┌────────

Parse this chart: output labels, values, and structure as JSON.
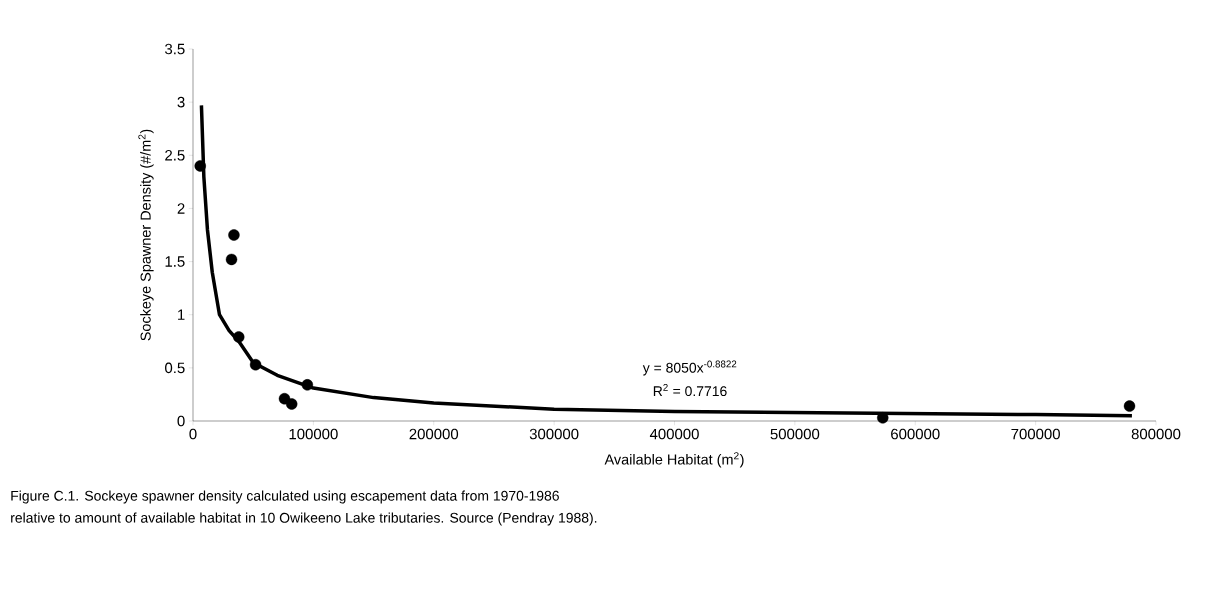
{
  "chart_data": {
    "type": "scatter",
    "xlabel": "Available Habitat (m$^{2}$)",
    "ylabel": "Sockeye Spawner Density (#/m$^{2}$)",
    "xlim": [
      0,
      800000
    ],
    "xticks": [
      0,
      100000,
      200000,
      300000,
      400000,
      500000,
      600000,
      700000,
      800000
    ],
    "ylim": [
      0,
      3.5
    ],
    "yticks": [
      0,
      0.5,
      1,
      1.5,
      2,
      2.5,
      3,
      3.5
    ],
    "grid": false,
    "series": [
      {
        "marker": "circle",
        "color": "#000000",
        "x": [
          6000,
          32000,
          34000,
          38000,
          52000,
          76000,
          82000,
          95000,
          573000,
          778000
        ],
        "values": [
          2.4,
          1.52,
          1.75,
          0.79,
          0.53,
          0.21,
          0.16,
          0.34,
          0.03,
          0.14
        ]
      },
      {
        "type": "line",
        "marker": "none",
        "color": "#000000",
        "x": [
          7000,
          9000,
          12000,
          16000,
          22000,
          30000,
          38000,
          50000,
          70000,
          100000,
          150000,
          200000,
          300000,
          400000,
          500000,
          600000,
          700000,
          780000
        ],
        "values": [
          2.97,
          2.3,
          1.8,
          1.4,
          1.0,
          0.85,
          0.75,
          0.55,
          0.43,
          0.31,
          0.22,
          0.17,
          0.11,
          0.09,
          0.08,
          0.07,
          0.06,
          0.05
        ]
      }
    ],
    "annotations": [
      "y = 8050x$^{-0.8822}$",
      "R$^{2}$ = 0.7716",
      "Figure C.1.  Sockeye spawner density calculated using escapement data from 1970-1986",
      "relative to amount of available habitat in 10 Owikeeno Lake tributaries. Source (Pendray 1988)."
    ]
  }
}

└────────

Retype the records exactly. Any image in them should not appear in what you write.

Solution to the exercise |
Parse this chart: output labels, values, and structure as JSON.
{
  "chart_data": {
    "type": "scatter",
    "xlabel": "Available Habitat (m$^{2}$)",
    "ylabel": "Sockeye Spawner Density (#/m$^{2}$)",
    "xlim": [
      0,
      800000
    ],
    "xticks": [
      0,
      100000,
      200000,
      300000,
      400000,
      500000,
      600000,
      700000,
      800000
    ],
    "ylim": [
      0,
      3.5
    ],
    "yticks": [
      0,
      0.5,
      1,
      1.5,
      2,
      2.5,
      3,
      3.5
    ],
    "grid": false,
    "series": [
      {
        "marker": "circle",
        "color": "#000000",
        "x": [
          6000,
          32000,
          34000,
          38000,
          52000,
          76000,
          82000,
          95000,
          573000,
          778000
        ],
        "values": [
          2.4,
          1.52,
          1.75,
          0.79,
          0.53,
          0.21,
          0.16,
          0.34,
          0.03,
          0.14
        ]
      },
      {
        "type": "line",
        "marker": "none",
        "color": "#000000",
        "x": [
          7000,
          9000,
          12000,
          16000,
          22000,
          30000,
          38000,
          50000,
          70000,
          100000,
          150000,
          200000,
          300000,
          400000,
          500000,
          600000,
          700000,
          780000
        ],
        "values": [
          2.97,
          2.3,
          1.8,
          1.4,
          1.0,
          0.85,
          0.75,
          0.55,
          0.43,
          0.31,
          0.22,
          0.17,
          0.11,
          0.09,
          0.08,
          0.07,
          0.06,
          0.05
        ]
      }
    ],
    "annotations": [
      "y = 8050x$^{-0.8822}$",
      "R$^{2}$ = 0.7716",
      "Figure C.1.  Sockeye spawner density calculated using escapement data from 1970-1986",
      "relative to amount of available habitat in 10 Owikeeno Lake tributaries. Source (Pendray 1988)."
    ]
  }
}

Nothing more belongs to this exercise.